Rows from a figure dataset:
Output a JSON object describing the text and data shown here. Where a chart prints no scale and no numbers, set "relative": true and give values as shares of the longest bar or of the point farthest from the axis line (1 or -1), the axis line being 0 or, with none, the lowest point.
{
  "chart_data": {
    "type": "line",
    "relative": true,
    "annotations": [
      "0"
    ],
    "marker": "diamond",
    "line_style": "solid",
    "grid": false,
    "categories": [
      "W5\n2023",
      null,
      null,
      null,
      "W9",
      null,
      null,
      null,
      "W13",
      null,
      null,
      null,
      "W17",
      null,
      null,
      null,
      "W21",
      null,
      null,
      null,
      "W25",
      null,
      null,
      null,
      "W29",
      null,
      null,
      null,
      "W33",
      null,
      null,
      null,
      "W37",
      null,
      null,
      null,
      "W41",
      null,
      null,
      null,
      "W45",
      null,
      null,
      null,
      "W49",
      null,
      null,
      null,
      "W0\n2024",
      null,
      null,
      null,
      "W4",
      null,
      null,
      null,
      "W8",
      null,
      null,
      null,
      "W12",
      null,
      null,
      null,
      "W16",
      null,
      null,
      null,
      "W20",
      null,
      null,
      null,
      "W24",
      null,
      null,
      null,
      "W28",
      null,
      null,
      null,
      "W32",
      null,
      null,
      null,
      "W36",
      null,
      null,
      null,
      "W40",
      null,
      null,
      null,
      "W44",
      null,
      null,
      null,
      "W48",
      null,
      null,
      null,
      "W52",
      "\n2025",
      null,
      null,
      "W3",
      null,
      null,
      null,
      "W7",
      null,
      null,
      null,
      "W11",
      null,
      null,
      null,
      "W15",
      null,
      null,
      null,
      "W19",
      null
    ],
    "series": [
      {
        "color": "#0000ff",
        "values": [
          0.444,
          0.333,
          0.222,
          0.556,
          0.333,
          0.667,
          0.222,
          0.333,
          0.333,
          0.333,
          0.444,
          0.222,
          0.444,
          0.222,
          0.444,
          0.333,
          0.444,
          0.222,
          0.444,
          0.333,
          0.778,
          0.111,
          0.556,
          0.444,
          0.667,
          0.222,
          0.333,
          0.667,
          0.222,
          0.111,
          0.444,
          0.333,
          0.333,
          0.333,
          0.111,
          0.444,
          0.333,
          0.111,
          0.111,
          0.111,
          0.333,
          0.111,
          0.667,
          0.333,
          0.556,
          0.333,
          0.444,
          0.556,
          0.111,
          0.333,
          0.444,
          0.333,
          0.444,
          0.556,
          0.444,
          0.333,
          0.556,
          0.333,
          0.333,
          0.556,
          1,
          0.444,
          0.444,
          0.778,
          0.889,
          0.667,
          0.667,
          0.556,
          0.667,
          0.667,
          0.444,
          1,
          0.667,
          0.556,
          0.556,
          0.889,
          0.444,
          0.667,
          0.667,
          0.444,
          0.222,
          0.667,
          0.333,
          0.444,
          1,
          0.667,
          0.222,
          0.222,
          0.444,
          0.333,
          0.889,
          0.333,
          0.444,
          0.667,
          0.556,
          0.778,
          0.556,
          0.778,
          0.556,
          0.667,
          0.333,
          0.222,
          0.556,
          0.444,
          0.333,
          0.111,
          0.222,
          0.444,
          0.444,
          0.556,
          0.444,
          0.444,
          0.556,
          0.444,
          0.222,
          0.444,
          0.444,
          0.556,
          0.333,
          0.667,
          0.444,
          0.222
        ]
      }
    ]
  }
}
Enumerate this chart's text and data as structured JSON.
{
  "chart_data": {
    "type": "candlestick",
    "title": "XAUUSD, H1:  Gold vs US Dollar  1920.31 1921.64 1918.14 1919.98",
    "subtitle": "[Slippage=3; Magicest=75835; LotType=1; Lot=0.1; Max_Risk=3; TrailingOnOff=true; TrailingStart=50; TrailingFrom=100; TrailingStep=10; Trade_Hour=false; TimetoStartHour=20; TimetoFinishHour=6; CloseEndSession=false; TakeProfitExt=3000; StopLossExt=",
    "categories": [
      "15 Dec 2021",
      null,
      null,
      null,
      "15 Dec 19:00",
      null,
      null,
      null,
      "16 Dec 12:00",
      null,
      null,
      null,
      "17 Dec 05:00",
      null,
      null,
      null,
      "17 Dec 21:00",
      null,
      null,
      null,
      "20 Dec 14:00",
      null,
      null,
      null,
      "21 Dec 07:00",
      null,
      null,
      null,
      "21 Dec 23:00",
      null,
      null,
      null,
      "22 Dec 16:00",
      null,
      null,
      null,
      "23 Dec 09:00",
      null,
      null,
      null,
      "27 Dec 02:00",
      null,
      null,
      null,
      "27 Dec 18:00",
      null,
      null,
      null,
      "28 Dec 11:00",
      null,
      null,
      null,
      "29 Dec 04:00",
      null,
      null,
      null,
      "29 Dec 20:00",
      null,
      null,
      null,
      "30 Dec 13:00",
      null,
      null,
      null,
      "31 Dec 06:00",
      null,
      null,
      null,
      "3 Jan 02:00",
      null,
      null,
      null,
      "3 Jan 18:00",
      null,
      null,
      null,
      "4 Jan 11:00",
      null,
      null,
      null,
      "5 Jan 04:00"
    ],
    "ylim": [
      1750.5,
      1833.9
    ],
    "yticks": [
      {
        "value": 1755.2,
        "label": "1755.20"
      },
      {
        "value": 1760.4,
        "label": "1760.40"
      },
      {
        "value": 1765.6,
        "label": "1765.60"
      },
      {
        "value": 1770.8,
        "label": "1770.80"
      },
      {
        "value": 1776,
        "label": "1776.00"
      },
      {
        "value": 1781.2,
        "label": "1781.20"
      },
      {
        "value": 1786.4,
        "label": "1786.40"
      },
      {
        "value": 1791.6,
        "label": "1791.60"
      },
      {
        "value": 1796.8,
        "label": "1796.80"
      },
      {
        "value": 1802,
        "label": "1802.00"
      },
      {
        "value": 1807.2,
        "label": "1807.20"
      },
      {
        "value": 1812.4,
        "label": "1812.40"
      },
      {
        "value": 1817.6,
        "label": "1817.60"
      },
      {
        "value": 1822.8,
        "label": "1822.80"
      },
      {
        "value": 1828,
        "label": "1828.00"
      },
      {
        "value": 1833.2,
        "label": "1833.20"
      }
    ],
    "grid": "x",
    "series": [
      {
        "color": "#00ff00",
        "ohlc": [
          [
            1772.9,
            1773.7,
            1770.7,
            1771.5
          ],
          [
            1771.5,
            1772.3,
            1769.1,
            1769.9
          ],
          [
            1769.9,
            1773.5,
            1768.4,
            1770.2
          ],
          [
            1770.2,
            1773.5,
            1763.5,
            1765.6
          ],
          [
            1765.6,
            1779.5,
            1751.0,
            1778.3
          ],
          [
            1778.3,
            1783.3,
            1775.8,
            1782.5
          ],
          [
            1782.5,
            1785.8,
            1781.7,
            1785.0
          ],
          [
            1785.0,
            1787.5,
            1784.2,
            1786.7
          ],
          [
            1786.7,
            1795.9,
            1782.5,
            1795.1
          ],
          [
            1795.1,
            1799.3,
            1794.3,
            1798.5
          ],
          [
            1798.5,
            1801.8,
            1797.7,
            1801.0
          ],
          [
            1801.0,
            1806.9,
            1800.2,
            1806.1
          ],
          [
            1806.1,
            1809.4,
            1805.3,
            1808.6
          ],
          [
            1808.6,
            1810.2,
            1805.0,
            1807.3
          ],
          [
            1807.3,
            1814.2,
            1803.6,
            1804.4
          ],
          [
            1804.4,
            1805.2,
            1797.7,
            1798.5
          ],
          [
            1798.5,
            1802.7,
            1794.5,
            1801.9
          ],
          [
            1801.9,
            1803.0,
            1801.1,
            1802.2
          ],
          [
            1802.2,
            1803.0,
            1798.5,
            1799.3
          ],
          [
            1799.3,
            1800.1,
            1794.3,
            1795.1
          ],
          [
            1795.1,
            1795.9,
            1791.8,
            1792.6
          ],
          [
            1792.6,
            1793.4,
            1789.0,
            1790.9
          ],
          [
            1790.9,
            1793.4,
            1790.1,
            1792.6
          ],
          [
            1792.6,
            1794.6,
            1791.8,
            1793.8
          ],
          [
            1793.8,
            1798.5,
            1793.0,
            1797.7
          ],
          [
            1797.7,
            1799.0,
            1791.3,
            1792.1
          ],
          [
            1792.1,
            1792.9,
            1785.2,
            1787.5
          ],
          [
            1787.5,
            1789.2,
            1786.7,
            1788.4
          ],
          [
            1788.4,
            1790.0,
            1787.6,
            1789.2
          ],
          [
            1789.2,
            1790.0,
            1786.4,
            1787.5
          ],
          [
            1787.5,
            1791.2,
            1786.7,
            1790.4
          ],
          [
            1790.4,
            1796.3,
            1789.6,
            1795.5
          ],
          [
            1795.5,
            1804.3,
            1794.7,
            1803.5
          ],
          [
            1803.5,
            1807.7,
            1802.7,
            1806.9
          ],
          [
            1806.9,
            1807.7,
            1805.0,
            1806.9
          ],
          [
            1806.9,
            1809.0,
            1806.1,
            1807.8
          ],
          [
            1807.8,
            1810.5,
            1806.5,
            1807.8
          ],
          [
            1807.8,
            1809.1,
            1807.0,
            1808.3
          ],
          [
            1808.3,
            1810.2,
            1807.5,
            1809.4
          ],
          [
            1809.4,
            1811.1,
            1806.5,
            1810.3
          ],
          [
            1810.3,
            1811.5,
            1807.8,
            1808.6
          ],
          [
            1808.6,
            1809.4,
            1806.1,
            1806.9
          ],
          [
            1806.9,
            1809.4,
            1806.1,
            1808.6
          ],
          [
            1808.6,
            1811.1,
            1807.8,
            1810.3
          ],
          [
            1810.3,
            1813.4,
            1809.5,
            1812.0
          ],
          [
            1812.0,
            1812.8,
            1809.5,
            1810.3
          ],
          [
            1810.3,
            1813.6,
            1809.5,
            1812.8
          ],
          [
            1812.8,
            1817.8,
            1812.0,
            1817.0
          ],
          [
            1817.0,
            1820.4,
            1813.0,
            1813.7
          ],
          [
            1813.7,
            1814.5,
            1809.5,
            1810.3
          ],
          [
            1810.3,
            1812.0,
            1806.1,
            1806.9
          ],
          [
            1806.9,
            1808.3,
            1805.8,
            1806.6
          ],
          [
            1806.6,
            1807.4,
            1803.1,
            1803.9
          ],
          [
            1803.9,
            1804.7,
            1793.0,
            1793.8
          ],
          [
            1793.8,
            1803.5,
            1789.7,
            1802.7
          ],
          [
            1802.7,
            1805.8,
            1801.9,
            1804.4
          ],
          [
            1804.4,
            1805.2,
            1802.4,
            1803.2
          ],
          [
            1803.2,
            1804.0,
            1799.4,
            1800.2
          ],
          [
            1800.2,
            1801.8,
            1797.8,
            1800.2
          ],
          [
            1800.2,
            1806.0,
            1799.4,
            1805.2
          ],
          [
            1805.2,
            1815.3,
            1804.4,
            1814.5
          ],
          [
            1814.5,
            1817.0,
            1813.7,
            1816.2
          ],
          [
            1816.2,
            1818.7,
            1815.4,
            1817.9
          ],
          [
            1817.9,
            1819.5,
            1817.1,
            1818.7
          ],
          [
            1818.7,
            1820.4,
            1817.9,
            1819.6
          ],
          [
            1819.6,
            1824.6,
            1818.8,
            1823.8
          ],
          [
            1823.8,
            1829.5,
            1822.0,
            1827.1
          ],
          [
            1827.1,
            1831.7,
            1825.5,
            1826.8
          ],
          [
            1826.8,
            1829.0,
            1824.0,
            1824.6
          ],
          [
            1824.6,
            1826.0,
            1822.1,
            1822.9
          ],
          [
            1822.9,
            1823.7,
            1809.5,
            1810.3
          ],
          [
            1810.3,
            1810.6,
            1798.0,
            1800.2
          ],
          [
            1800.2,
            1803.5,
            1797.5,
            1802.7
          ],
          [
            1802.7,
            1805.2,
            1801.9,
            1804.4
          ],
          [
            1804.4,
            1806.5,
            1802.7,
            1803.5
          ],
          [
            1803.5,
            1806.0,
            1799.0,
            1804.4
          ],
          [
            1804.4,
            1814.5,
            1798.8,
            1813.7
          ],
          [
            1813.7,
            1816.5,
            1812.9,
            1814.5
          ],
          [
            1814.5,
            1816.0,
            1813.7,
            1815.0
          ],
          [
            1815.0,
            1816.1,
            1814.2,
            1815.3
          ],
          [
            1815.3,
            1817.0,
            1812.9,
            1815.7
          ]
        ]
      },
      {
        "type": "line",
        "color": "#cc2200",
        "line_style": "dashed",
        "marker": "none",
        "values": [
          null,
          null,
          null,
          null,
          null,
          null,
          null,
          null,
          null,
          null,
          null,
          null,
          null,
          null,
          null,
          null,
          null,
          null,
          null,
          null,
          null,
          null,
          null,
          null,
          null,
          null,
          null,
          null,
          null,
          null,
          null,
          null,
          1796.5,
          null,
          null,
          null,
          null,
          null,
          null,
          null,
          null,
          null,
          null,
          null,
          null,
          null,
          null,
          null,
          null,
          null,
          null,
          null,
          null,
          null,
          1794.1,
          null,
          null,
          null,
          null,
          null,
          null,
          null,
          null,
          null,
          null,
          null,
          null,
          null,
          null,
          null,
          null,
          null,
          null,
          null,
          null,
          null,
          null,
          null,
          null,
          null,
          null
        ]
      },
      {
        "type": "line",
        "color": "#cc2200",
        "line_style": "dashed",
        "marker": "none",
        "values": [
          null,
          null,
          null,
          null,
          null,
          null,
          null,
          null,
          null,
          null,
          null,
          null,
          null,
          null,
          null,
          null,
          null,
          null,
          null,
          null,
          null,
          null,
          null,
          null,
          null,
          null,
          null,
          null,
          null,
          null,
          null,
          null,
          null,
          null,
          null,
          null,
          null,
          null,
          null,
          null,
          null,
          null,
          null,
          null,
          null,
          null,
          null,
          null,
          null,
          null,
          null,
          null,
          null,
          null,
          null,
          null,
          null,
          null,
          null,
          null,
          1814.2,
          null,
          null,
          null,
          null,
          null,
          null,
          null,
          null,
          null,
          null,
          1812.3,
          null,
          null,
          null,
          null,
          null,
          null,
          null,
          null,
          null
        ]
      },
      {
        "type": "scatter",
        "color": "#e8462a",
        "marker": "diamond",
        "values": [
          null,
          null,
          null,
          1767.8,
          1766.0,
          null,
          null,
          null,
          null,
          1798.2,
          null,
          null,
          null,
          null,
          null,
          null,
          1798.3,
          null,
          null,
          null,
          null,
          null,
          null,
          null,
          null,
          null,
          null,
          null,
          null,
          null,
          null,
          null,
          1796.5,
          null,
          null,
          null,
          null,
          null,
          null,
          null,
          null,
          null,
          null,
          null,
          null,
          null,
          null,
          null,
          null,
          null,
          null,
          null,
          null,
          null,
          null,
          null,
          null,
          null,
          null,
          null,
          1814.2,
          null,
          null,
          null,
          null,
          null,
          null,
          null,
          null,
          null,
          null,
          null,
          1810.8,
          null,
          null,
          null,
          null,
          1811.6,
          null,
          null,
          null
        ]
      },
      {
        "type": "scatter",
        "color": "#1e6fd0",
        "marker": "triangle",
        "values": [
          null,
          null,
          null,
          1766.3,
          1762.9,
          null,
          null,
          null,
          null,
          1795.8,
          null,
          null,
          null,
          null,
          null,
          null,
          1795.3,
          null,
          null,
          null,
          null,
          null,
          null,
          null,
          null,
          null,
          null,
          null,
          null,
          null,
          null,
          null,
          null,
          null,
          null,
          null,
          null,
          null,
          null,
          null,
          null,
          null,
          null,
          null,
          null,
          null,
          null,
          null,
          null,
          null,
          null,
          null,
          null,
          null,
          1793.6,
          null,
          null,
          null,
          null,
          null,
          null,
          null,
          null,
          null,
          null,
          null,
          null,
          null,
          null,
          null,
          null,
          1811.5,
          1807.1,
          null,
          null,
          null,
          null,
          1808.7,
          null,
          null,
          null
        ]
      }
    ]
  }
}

SET EXERCISE: All lines holding the word "color" should be picked out and copied.

EXERCISE SOLUTION:
        "color": "#0000ff",
        "color": "#00ff00",
        "color": "#cc2200",
        "color": "#cc2200",
        "color": "#e8462a",
        "color": "#1e6fd0",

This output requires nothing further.